*DIRECTIVE:*
Print every entry exactly as written.

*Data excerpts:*
--

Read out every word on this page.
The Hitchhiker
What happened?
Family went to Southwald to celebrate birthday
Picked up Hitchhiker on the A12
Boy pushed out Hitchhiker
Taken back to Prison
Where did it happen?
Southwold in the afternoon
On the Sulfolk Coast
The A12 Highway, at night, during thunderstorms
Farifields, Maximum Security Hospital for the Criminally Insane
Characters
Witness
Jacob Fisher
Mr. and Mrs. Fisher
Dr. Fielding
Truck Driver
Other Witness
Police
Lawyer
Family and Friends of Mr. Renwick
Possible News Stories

--

*REPLY:*
Read out every word on this page.
The Hitchhiker
What happened?
Family went to Southwald to celebrate birthday
Picked up Hitchhiker on the A12
Boy pushed out Hitchhiker
Taken back to Prison
Where did it happen?
Southwold in the afternoon
On the Sulfolk Coast
The A12 Highway, at night, during thunderstorms
Farifields, Maximum Security Hospital for the Criminally Insane
Characters
Witness
Jacob Fisher
Mr. and Mrs. Fisher
Dr. Fielding
Truck Driver
Other Witness
Police
Lawyer
Family and Friends of Mr. Renwick
Possible News Stories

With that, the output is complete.